• What is required: Output each entry that follows exactly. Images stay out.

***

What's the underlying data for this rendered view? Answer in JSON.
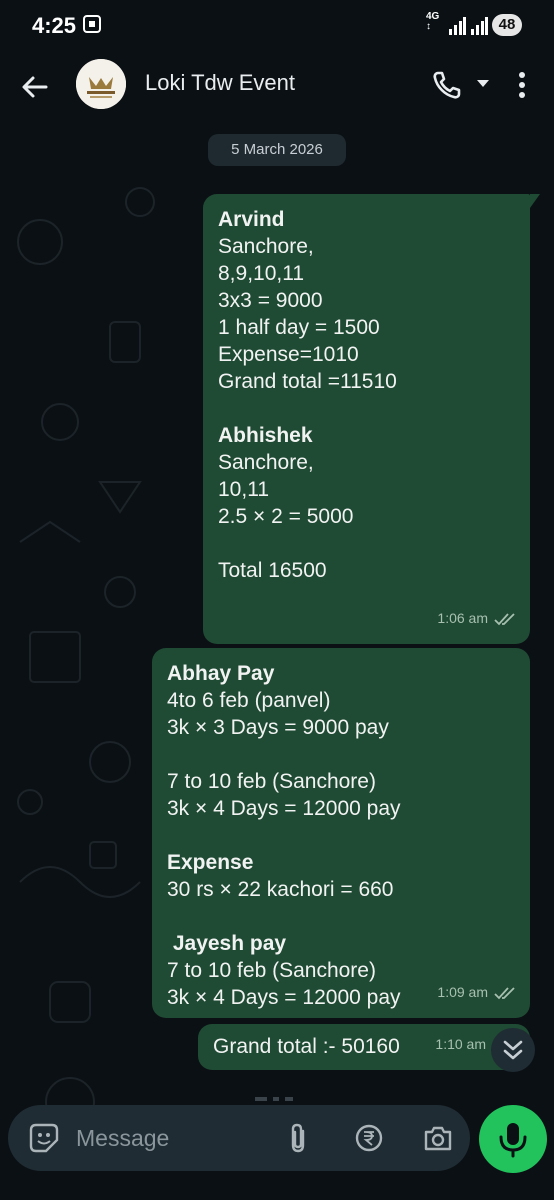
{
  "status": {
    "time": "4:25",
    "network": "4G",
    "battery": "48"
  },
  "header": {
    "contact_name": "Loki Tdw Event",
    "avatar_text": "THE DREAM WEAVERS"
  },
  "chat": {
    "date_chip": "5 March 2026",
    "messages": [
      {
        "title1": "Arvind",
        "body1": "\nSanchore,\n8,9,10,11\n3x3 = 9000\n1 half day = 1500\nExpense=1010\nGrand total =11510\n",
        "title2": "Abhishek",
        "body2": "\nSanchore,\n10,11\n2.5 × 2 = 5000\n\nTotal 16500",
        "time": "1:06 am"
      },
      {
        "title1": "Abhay Pay",
        "body1": "4to 6 feb (panvel)\n3k × 3 Days = 9000 pay\n\n7 to 10 feb (Sanchore)\n3k × 4 Days = 12000 pay\n",
        "title2": "Expense",
        "body2": "30 rs × 22 kachori = 660\n",
        "title3": " Jayesh pay",
        "body3": "7 to 10 feb (Sanchore)\n3k × 4 Days = 12000 pay",
        "time": "1:09 am"
      },
      {
        "body": "Grand total :- 50160",
        "time": "1:10 am"
      }
    ]
  },
  "composer": {
    "placeholder": "Message"
  },
  "colors": {
    "bubble": "#1f4a33",
    "background": "#0b1014",
    "accent": "#22c35d"
  }
}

***

• Task solution:
What's the underlying data for this rendered view? Answer in JSON.
{
  "status": {
    "time": "4:25",
    "network": "4G",
    "battery": "48"
  },
  "header": {
    "contact_name": "Loki Tdw Event",
    "avatar_text": "THE DREAM WEAVERS"
  },
  "chat": {
    "date_chip": "5 March 2026",
    "messages": [
      {
        "title1": "Arvind",
        "body1": "\nSanchore,\n8,9,10,11\n3x3 = 9000\n1 half day = 1500\nExpense=1010\nGrand total =11510\n",
        "title2": "Abhishek",
        "body2": "\nSanchore,\n10,11\n2.5 × 2 = 5000\n\nTotal 16500",
        "time": "1:06 am"
      },
      {
        "title1": "Abhay Pay",
        "body1": "4to 6 feb (panvel)\n3k × 3 Days = 9000 pay\n\n7 to 10 feb (Sanchore)\n3k × 4 Days = 12000 pay\n",
        "title2": "Expense",
        "body2": "30 rs × 22 kachori = 660\n",
        "title3": " Jayesh pay",
        "body3": "7 to 10 feb (Sanchore)\n3k × 4 Days = 12000 pay",
        "time": "1:09 am"
      },
      {
        "body": "Grand total :- 50160",
        "time": "1:10 am"
      }
    ]
  },
  "composer": {
    "placeholder": "Message"
  },
  "colors": {
    "bubble": "#1f4a33",
    "background": "#0b1014",
    "accent": "#22c35d"
  }
}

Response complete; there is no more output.